"""

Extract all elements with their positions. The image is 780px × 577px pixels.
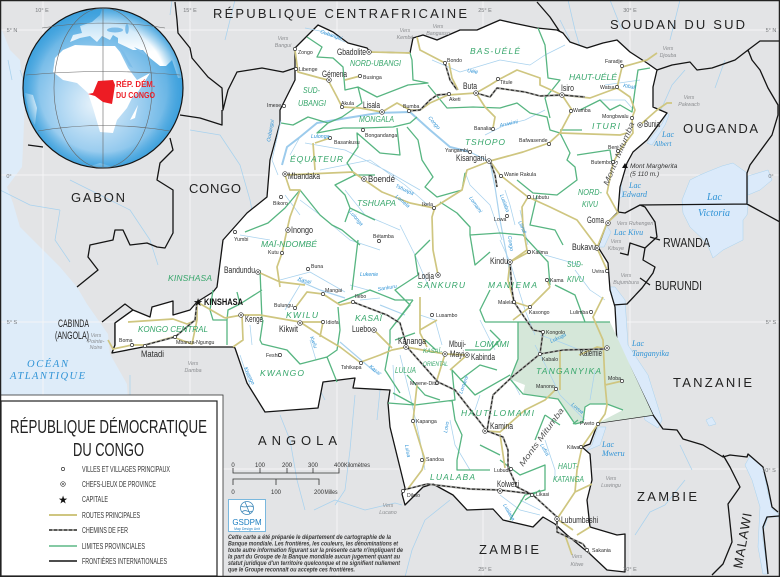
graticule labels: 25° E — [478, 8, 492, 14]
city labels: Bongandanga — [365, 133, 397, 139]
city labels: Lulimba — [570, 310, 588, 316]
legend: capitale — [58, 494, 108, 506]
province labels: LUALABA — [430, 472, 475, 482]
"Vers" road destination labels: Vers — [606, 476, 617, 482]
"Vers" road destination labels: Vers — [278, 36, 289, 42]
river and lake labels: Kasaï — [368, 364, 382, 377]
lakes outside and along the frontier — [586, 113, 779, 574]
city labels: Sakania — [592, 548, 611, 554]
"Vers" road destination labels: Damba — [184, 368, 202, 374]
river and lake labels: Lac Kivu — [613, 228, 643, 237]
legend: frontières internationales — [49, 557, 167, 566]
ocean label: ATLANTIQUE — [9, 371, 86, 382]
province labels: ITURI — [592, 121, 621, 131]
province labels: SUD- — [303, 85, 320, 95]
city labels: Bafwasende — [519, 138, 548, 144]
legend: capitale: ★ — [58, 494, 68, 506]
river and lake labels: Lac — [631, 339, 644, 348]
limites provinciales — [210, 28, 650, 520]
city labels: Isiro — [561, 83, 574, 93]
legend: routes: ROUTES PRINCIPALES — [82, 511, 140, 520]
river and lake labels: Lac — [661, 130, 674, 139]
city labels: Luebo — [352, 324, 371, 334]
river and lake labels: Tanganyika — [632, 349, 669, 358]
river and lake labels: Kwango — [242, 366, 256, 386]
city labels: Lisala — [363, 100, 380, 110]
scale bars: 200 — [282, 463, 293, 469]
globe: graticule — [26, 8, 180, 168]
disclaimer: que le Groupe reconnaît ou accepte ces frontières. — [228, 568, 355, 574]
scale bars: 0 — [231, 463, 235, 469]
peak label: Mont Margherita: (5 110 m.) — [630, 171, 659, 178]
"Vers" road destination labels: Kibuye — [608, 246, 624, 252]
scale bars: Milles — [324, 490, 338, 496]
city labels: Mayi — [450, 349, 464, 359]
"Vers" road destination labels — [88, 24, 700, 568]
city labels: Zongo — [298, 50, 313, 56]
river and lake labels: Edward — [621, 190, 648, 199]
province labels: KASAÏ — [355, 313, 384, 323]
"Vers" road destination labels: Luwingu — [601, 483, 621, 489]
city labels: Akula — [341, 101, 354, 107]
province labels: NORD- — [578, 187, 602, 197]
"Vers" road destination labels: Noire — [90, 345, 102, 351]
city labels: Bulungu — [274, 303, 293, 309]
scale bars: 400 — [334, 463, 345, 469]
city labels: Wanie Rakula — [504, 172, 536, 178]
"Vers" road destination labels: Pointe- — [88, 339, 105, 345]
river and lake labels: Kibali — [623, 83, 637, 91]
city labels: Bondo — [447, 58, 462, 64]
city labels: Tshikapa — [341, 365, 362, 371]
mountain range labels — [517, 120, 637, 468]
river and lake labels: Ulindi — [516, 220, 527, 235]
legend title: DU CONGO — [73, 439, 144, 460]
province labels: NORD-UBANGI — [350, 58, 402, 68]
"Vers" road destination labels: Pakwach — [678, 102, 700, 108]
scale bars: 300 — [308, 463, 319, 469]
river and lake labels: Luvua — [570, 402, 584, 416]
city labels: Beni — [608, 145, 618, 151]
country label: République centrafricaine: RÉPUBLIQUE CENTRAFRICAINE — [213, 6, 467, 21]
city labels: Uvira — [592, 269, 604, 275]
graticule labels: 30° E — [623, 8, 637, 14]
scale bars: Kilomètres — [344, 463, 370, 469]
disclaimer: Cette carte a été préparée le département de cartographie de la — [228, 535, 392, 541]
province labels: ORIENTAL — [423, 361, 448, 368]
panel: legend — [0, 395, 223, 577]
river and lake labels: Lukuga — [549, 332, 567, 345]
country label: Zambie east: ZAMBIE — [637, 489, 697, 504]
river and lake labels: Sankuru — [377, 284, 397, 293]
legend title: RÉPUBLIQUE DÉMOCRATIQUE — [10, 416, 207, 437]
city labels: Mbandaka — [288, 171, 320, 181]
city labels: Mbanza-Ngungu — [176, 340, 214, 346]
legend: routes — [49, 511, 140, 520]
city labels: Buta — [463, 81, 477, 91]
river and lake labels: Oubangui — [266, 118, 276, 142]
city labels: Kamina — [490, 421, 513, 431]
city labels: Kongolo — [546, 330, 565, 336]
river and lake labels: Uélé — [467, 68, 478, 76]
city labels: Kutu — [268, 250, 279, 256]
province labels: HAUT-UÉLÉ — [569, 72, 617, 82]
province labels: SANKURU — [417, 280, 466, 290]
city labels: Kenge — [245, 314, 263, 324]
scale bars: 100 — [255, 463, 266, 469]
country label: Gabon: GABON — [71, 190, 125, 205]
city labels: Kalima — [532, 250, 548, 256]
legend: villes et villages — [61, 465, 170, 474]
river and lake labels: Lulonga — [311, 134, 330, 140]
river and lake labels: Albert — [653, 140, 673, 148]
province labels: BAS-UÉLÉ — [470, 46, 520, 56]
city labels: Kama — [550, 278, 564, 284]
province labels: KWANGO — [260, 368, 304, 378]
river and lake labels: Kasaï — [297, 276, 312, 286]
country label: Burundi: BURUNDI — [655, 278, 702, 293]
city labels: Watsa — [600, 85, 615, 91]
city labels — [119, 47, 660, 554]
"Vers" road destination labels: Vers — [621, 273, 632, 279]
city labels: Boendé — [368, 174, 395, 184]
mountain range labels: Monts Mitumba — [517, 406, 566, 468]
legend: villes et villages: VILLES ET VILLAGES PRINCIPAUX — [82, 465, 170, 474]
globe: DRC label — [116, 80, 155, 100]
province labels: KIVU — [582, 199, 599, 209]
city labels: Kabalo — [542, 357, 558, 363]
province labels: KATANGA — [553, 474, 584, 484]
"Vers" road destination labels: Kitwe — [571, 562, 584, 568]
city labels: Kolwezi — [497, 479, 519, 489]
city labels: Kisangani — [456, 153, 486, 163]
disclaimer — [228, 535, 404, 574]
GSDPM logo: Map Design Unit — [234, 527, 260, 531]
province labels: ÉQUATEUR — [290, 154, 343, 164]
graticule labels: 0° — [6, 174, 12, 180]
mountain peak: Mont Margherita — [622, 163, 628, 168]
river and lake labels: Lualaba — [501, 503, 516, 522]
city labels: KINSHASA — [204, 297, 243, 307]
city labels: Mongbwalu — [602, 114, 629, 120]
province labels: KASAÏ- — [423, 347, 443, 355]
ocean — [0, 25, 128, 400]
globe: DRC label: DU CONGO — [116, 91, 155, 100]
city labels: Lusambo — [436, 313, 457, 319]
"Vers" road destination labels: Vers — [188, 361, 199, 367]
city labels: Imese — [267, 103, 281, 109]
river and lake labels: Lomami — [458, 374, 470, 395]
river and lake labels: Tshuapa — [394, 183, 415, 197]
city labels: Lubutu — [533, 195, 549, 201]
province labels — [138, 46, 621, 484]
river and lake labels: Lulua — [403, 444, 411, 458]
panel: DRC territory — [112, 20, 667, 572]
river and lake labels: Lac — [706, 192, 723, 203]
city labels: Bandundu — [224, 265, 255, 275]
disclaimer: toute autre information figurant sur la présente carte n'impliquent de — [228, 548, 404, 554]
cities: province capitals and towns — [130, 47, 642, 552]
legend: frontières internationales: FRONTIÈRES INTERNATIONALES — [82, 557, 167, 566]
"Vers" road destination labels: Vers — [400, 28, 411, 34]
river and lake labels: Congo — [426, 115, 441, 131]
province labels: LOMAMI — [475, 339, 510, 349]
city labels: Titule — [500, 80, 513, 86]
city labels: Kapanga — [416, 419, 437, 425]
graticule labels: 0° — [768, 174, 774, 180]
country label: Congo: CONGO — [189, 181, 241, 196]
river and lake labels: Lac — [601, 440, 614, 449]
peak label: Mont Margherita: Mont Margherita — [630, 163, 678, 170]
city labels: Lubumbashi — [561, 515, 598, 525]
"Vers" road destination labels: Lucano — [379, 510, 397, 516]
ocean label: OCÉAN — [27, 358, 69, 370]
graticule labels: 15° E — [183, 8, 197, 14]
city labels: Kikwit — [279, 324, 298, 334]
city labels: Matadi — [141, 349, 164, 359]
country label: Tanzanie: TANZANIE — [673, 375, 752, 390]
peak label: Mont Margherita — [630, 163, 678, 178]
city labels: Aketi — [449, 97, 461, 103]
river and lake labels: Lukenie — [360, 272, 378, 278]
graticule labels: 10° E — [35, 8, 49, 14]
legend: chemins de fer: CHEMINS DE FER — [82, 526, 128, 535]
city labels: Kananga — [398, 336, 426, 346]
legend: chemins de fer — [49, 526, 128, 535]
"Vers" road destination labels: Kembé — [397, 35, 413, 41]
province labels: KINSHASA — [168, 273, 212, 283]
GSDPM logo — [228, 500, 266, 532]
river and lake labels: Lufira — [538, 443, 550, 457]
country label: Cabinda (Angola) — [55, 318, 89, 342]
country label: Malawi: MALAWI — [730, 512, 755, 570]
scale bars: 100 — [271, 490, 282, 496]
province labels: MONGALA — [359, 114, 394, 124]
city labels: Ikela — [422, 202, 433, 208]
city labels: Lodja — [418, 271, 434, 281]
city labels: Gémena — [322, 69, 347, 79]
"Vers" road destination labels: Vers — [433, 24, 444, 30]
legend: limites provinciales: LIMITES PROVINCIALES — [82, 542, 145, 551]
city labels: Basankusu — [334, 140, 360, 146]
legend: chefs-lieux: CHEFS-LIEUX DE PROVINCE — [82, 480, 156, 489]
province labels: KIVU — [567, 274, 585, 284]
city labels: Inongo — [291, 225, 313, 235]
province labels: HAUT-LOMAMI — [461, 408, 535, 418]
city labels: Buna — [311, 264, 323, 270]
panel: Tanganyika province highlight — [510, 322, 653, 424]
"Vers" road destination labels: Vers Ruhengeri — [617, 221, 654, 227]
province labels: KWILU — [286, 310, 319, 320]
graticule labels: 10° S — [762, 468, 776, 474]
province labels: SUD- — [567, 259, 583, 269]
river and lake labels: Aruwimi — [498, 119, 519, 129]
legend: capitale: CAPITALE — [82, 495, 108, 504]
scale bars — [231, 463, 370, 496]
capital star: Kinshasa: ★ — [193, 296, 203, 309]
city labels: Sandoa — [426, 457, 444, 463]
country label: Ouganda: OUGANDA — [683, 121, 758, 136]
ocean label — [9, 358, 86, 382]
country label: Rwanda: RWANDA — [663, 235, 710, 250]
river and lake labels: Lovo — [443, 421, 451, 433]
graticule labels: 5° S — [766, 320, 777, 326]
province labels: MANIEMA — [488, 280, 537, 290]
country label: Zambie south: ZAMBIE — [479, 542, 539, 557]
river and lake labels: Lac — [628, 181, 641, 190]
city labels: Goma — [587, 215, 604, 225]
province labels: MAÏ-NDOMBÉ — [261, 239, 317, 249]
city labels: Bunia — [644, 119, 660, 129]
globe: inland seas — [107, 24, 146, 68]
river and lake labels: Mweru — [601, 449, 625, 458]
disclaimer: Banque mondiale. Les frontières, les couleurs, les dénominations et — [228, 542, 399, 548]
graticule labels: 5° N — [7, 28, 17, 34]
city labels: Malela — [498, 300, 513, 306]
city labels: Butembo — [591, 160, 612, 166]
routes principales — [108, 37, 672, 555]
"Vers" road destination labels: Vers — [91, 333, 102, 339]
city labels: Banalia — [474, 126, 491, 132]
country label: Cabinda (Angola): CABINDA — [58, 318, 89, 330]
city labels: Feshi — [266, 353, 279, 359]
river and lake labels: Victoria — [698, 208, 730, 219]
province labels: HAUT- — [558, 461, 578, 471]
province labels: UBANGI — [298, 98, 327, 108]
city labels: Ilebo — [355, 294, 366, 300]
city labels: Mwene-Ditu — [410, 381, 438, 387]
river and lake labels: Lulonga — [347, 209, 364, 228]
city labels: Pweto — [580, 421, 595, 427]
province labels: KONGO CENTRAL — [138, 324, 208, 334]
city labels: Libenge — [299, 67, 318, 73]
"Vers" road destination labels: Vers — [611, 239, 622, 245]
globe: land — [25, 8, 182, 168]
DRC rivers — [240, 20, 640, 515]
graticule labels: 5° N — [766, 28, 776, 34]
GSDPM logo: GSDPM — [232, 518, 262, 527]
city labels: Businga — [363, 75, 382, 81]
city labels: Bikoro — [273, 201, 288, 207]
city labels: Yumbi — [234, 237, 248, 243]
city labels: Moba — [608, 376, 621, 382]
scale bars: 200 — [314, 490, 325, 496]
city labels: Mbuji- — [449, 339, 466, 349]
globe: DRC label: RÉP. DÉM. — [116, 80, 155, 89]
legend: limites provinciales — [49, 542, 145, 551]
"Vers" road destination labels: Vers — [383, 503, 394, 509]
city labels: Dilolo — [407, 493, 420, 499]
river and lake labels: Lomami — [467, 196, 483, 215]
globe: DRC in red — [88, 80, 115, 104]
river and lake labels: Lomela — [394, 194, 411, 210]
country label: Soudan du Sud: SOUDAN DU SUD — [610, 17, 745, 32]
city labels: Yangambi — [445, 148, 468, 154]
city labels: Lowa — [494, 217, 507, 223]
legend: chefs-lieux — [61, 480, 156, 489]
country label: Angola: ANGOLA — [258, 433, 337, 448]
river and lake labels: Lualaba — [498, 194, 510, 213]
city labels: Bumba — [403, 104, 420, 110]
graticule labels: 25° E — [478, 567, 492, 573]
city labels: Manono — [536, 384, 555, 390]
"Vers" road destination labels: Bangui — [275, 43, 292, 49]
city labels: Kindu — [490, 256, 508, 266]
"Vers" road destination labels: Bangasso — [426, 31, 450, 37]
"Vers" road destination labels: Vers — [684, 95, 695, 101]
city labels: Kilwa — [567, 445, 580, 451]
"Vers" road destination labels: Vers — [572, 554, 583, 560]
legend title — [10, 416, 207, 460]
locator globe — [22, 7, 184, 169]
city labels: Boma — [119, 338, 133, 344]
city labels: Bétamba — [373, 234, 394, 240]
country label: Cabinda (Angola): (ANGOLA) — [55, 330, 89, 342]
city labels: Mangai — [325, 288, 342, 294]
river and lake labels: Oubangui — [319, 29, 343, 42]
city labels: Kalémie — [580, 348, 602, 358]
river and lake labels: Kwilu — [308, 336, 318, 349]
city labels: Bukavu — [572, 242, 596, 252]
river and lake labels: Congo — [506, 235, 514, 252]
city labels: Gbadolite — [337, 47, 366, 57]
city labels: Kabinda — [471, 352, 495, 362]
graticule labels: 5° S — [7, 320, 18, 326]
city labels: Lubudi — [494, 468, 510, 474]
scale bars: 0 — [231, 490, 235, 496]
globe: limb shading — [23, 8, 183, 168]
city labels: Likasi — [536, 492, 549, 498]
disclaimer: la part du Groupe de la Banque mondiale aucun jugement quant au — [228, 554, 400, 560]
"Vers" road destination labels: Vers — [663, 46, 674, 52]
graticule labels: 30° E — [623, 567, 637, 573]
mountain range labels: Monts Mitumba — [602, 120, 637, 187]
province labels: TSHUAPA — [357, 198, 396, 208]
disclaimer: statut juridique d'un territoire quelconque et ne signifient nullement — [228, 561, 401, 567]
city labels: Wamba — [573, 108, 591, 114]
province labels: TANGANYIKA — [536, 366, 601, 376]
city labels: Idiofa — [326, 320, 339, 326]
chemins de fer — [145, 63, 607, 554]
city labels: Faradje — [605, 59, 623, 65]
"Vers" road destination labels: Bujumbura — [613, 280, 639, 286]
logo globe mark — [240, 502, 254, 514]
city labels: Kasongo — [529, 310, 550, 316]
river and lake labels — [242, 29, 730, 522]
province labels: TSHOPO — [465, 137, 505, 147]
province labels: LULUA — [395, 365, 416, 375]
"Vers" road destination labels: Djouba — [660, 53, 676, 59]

"""
"""

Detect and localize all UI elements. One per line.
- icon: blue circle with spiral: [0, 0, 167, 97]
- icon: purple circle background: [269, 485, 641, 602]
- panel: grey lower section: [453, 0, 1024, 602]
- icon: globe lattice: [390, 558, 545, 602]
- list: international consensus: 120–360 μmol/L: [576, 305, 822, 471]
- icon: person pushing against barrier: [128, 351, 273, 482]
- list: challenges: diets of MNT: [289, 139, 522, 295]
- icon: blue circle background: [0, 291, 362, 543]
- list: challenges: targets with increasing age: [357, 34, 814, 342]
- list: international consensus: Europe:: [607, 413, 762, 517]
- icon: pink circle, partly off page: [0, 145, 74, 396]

"""

* _Task description_:
Identify every line in the material that contains the word "Groupe", and copy each of those lines.

* _Completed exercise_:
disclaimer: que le Groupe reconnaît ou accepte ces frontières. — [228, 568, 355, 574]
disclaimer: la part du Groupe de la Banque mondiale aucun jugement quant au — [228, 554, 400, 560]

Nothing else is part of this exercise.